### [Stated goal]
Restate each line word for word. Leave out every picture.

### [Dataset content]
···
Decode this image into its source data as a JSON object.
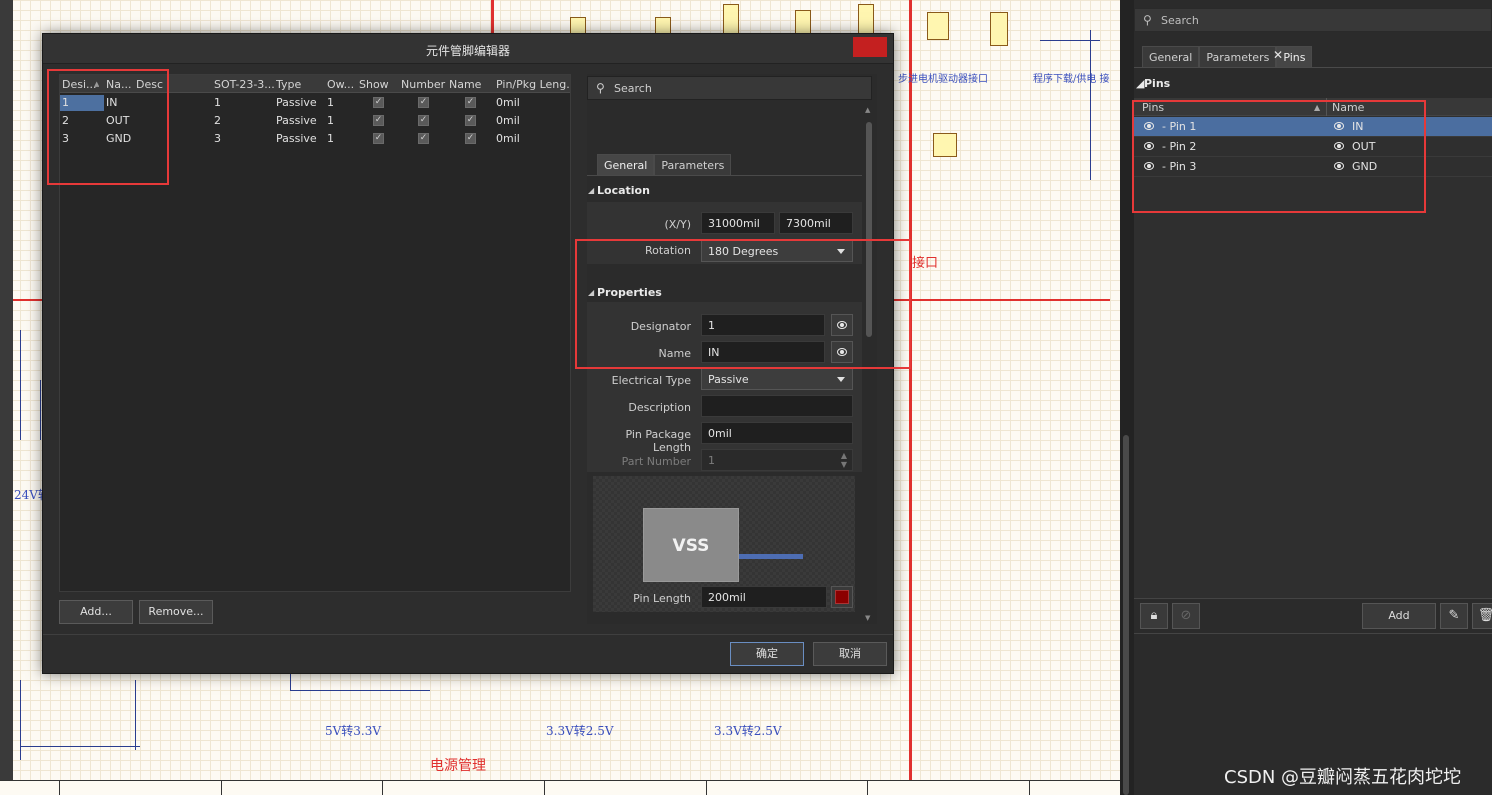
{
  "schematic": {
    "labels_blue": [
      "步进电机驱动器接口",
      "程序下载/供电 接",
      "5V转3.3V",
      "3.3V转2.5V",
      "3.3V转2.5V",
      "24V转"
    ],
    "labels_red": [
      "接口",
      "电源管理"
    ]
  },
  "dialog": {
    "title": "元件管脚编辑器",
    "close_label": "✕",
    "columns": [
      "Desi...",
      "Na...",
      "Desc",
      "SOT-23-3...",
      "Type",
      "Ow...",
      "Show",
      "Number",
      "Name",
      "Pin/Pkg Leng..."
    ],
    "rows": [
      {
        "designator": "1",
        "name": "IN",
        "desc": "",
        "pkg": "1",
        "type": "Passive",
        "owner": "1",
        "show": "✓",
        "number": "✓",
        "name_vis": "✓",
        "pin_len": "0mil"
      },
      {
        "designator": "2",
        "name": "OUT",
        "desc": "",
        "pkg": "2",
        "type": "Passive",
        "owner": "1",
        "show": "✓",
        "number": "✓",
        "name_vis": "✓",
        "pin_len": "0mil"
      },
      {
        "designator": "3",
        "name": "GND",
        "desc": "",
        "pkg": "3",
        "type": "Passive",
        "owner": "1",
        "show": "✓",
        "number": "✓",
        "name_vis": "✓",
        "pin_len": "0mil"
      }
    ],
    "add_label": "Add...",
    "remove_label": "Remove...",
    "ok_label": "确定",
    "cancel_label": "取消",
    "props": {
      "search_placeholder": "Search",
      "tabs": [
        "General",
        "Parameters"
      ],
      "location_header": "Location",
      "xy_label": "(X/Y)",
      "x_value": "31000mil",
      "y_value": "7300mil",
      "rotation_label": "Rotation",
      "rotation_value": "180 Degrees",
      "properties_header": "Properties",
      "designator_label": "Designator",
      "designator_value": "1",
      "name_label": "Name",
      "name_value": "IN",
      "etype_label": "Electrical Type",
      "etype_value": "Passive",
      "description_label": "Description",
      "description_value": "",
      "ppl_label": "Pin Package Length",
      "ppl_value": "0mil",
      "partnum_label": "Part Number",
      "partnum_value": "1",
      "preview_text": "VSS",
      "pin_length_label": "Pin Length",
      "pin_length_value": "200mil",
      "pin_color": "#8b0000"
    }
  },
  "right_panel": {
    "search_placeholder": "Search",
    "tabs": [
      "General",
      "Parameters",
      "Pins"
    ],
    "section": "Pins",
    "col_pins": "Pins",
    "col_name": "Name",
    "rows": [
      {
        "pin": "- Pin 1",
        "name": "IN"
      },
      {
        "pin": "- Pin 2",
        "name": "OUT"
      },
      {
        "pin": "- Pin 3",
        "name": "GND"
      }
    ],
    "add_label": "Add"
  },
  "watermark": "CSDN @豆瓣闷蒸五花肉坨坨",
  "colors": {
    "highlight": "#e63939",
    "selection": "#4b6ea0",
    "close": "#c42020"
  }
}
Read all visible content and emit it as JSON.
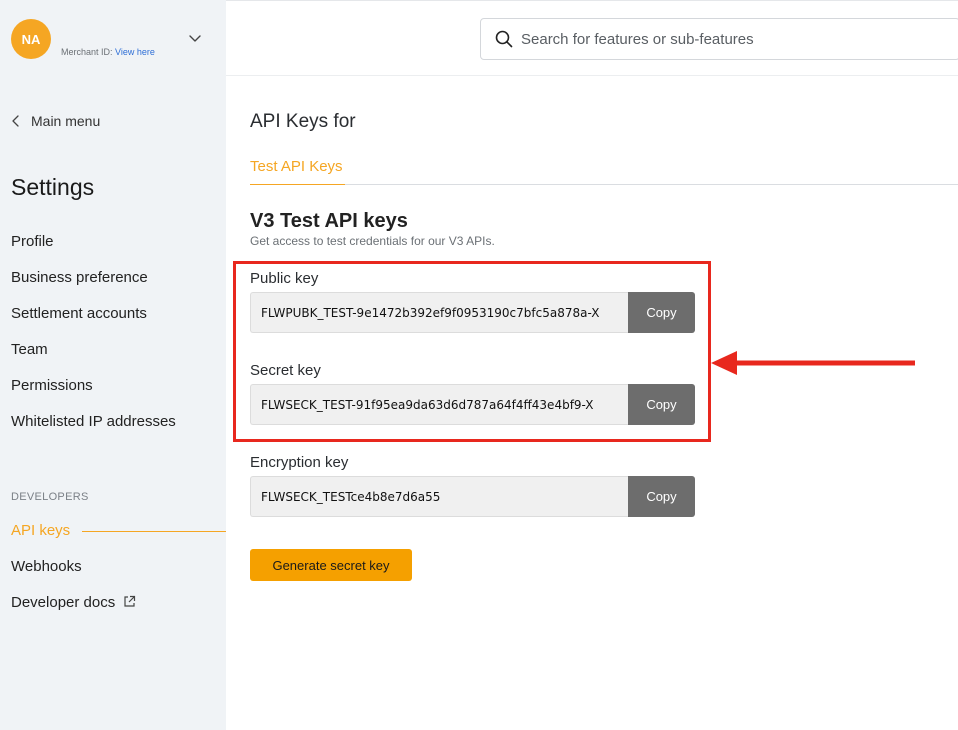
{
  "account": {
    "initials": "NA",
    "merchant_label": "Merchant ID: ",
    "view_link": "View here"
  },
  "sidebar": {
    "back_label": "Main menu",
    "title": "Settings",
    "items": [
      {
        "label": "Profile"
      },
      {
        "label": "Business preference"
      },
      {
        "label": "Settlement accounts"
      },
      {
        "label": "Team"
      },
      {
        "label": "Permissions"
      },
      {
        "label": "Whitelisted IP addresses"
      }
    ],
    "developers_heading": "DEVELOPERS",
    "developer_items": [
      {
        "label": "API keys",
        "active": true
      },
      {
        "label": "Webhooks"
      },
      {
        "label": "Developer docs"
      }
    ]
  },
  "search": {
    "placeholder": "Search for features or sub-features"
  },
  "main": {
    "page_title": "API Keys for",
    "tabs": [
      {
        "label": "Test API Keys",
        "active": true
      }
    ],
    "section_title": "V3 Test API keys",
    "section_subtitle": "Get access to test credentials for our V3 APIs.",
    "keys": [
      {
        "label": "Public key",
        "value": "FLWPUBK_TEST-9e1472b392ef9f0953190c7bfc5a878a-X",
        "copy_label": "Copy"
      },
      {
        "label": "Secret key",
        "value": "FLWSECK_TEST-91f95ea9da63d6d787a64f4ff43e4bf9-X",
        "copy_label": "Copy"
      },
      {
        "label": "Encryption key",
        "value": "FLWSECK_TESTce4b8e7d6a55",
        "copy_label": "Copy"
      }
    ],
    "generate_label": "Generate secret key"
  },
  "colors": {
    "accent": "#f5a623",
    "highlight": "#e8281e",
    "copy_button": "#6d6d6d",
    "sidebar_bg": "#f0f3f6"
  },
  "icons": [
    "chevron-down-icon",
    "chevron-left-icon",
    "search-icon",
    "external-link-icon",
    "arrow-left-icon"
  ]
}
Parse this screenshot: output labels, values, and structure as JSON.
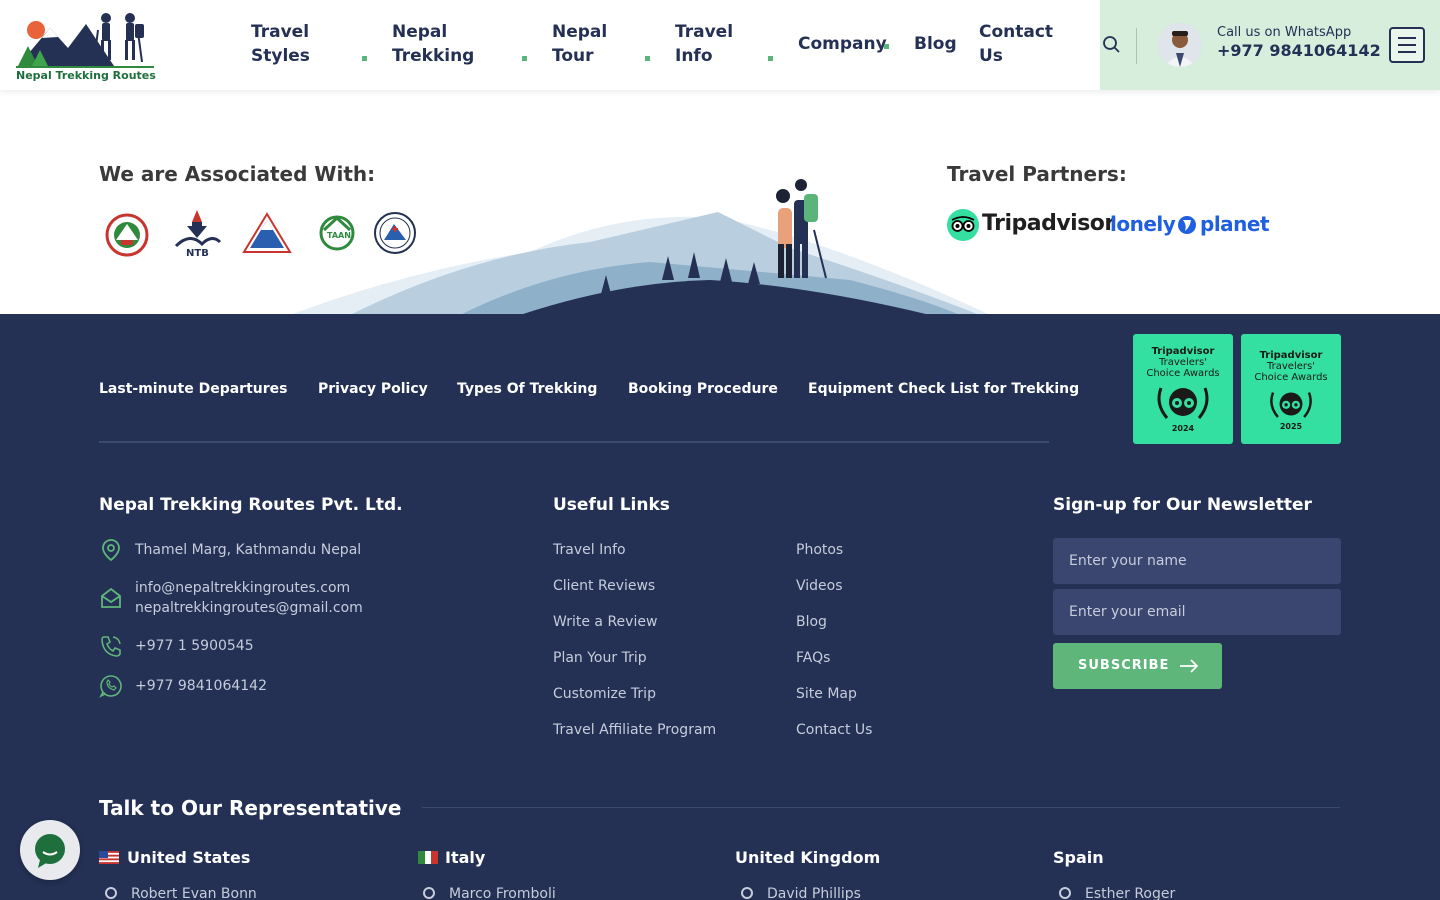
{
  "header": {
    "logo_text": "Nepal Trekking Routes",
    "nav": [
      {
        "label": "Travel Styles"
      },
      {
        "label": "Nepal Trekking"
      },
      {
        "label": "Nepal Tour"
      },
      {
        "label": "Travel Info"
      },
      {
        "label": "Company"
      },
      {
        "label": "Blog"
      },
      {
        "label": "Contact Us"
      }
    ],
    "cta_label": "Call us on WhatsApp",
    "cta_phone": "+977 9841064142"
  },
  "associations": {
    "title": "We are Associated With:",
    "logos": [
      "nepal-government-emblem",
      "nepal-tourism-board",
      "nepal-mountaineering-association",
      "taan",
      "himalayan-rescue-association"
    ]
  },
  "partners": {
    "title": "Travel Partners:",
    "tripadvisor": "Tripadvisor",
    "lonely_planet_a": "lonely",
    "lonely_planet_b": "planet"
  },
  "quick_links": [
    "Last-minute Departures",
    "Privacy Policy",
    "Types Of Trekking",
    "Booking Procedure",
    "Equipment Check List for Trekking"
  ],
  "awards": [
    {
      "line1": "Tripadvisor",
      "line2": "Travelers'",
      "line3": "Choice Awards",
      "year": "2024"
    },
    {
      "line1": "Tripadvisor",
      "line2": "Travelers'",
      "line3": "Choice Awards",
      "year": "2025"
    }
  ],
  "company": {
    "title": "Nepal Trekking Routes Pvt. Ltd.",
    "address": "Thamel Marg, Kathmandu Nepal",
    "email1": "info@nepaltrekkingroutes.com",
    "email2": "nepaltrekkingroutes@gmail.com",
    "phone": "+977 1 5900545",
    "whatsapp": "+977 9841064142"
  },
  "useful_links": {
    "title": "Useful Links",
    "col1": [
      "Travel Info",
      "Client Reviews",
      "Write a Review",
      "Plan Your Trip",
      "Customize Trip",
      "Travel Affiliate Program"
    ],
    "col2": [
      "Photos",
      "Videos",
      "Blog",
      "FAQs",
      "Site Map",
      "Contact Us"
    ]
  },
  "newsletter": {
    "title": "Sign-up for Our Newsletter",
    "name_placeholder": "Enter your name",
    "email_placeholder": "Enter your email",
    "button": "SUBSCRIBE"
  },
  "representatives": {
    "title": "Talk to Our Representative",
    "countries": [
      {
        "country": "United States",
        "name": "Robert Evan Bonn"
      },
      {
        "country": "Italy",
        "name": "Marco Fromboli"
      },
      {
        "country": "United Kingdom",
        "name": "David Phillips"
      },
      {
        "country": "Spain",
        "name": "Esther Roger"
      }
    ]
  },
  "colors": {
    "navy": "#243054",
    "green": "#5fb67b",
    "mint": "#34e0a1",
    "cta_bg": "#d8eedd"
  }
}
···
### [Problem solution]
Decode this image into its source data as a JSON object.
{
  "schematic": {
    "labels_blue": [
      "步进电机驱动器接口",
      "程序下载/供电 接",
      "5V转3.3V",
      "3.3V转2.5V",
      "3.3V转2.5V",
      "24V转"
    ],
    "labels_red": [
      "接口",
      "电源管理"
    ]
  },
  "dialog": {
    "title": "元件管脚编辑器",
    "close_label": "✕",
    "columns": [
      "Desi...",
      "Na...",
      "Desc",
      "SOT-23-3...",
      "Type",
      "Ow...",
      "Show",
      "Number",
      "Name",
      "Pin/Pkg Leng..."
    ],
    "rows": [
      {
        "designator": "1",
        "name": "IN",
        "desc": "",
        "pkg": "1",
        "type": "Passive",
        "owner": "1",
        "show": "✓",
        "number": "✓",
        "name_vis": "✓",
        "pin_len": "0mil"
      },
      {
        "designator": "2",
        "name": "OUT",
        "desc": "",
        "pkg": "2",
        "type": "Passive",
        "owner": "1",
        "show": "✓",
        "number": "✓",
        "name_vis": "✓",
        "pin_len": "0mil"
      },
      {
        "designator": "3",
        "name": "GND",
        "desc": "",
        "pkg": "3",
        "type": "Passive",
        "owner": "1",
        "show": "✓",
        "number": "✓",
        "name_vis": "✓",
        "pin_len": "0mil"
      }
    ],
    "add_label": "Add...",
    "remove_label": "Remove...",
    "ok_label": "确定",
    "cancel_label": "取消",
    "props": {
      "search_placeholder": "Search",
      "tabs": [
        "General",
        "Parameters"
      ],
      "location_header": "Location",
      "xy_label": "(X/Y)",
      "x_value": "31000mil",
      "y_value": "7300mil",
      "rotation_label": "Rotation",
      "rotation_value": "180 Degrees",
      "properties_header": "Properties",
      "designator_label": "Designator",
      "designator_value": "1",
      "name_label": "Name",
      "name_value": "IN",
      "etype_label": "Electrical Type",
      "etype_value": "Passive",
      "description_label": "Description",
      "description_value": "",
      "ppl_label": "Pin Package Length",
      "ppl_value": "0mil",
      "partnum_label": "Part Number",
      "partnum_value": "1",
      "preview_text": "VSS",
      "pin_length_label": "Pin Length",
      "pin_length_value": "200mil",
      "pin_color": "#8b0000"
    }
  },
  "right_panel": {
    "search_placeholder": "Search",
    "tabs": [
      "General",
      "Parameters",
      "Pins"
    ],
    "section": "Pins",
    "col_pins": "Pins",
    "col_name": "Name",
    "rows": [
      {
        "pin": "- Pin 1",
        "name": "IN"
      },
      {
        "pin": "- Pin 2",
        "name": "OUT"
      },
      {
        "pin": "- Pin 3",
        "name": "GND"
      }
    ],
    "add_label": "Add"
  },
  "watermark": "CSDN @豆瓣闷蒸五花肉坨坨",
  "colors": {
    "highlight": "#e63939",
    "selection": "#4b6ea0",
    "close": "#c42020"
  }
}
Read all visible content and emit it as JSON.
{
  "account": {
    "initials": "NA",
    "merchant_label": "Merchant ID: ",
    "view_link": "View here"
  },
  "sidebar": {
    "back_label": "Main menu",
    "title": "Settings",
    "items": [
      {
        "label": "Profile"
      },
      {
        "label": "Business preference"
      },
      {
        "label": "Settlement accounts"
      },
      {
        "label": "Team"
      },
      {
        "label": "Permissions"
      },
      {
        "label": "Whitelisted IP addresses"
      }
    ],
    "developers_heading": "DEVELOPERS",
    "developer_items": [
      {
        "label": "API keys",
        "active": true
      },
      {
        "label": "Webhooks"
      },
      {
        "label": "Developer docs"
      }
    ]
  },
  "search": {
    "placeholder": "Search for features or sub-features"
  },
  "main": {
    "page_title": "API Keys for",
    "tabs": [
      {
        "label": "Test API Keys",
        "active": true
      }
    ],
    "section_title": "V3 Test API keys",
    "section_subtitle": "Get access to test credentials for our V3 APIs.",
    "keys": [
      {
        "label": "Public key",
        "value": "FLWPUBK_TEST-9e1472b392ef9f0953190c7bfc5a878a-X",
        "copy_label": "Copy"
      },
      {
        "label": "Secret key",
        "value": "FLWSECK_TEST-91f95ea9da63d6d787a64f4ff43e4bf9-X",
        "copy_label": "Copy"
      },
      {
        "label": "Encryption key",
        "value": "FLWSECK_TESTce4b8e7d6a55",
        "copy_label": "Copy"
      }
    ],
    "generate_label": "Generate secret key"
  },
  "colors": {
    "accent": "#f5a623",
    "highlight": "#e8281e",
    "copy_button": "#6d6d6d",
    "sidebar_bg": "#f0f3f6"
  },
  "icons": [
    "chevron-down-icon",
    "chevron-left-icon",
    "search-icon",
    "external-link-icon",
    "arrow-left-icon"
  ]
}
Parse this screenshot: output labels, values, and structure as JSON.
{
  "header": {
    "logo_text": "Nepal Trekking Routes",
    "nav": [
      {
        "label": "Travel Styles"
      },
      {
        "label": "Nepal Trekking"
      },
      {
        "label": "Nepal Tour"
      },
      {
        "label": "Travel Info"
      },
      {
        "label": "Company"
      },
      {
        "label": "Blog"
      },
      {
        "label": "Contact Us"
      }
    ],
    "cta_label": "Call us on WhatsApp",
    "cta_phone": "+977 9841064142"
  },
  "associations": {
    "title": "We are Associated With:",
    "logos": [
      "nepal-government-emblem",
      "nepal-tourism-board",
      "nepal-mountaineering-association",
      "taan",
      "himalayan-rescue-association"
    ]
  },
  "partners": {
    "title": "Travel Partners:",
    "tripadvisor": "Tripadvisor",
    "lonely_planet_a": "lonely",
    "lonely_planet_b": "planet"
  },
  "quick_links": [
    "Last-minute Departures",
    "Privacy Policy",
    "Types Of Trekking",
    "Booking Procedure",
    "Equipment Check List for Trekking"
  ],
  "awards": [
    {
      "line1": "Tripadvisor",
      "line2": "Travelers'",
      "line3": "Choice Awards",
      "year": "2024"
    },
    {
      "line1": "Tripadvisor",
      "line2": "Travelers'",
      "line3": "Choice Awards",
      "year": "2025"
    }
  ],
  "company": {
    "title": "Nepal Trekking Routes Pvt. Ltd.",
    "address": "Thamel Marg, Kathmandu Nepal",
    "email1": "info@nepaltrekkingroutes.com",
    "email2": "nepaltrekkingroutes@gmail.com",
    "phone": "+977 1 5900545",
    "whatsapp": "+977 9841064142"
  },
  "useful_links": {
    "title": "Useful Links",
    "col1": [
      "Travel Info",
      "Client Reviews",
      "Write a Review",
      "Plan Your Trip",
      "Customize Trip",
      "Travel Affiliate Program"
    ],
    "col2": [
      "Photos",
      "Videos",
      "Blog",
      "FAQs",
      "Site Map",
      "Contact Us"
    ]
  },
  "newsletter": {
    "title": "Sign-up for Our Newsletter",
    "name_placeholder": "Enter your name",
    "email_placeholder": "Enter your email",
    "button": "SUBSCRIBE"
  },
  "representatives": {
    "title": "Talk to Our Representative",
    "countries": [
      {
        "country": "United States",
        "name": "Robert Evan Bonn"
      },
      {
        "country": "Italy",
        "name": "Marco Fromboli"
      },
      {
        "country": "United Kingdom",
        "name": "David Phillips"
      },
      {
        "country": "Spain",
        "name": "Esther Roger"
      }
    ]
  },
  "colors": {
    "navy": "#243054",
    "green": "#5fb67b",
    "mint": "#34e0a1",
    "cta_bg": "#d8eedd"
  }
}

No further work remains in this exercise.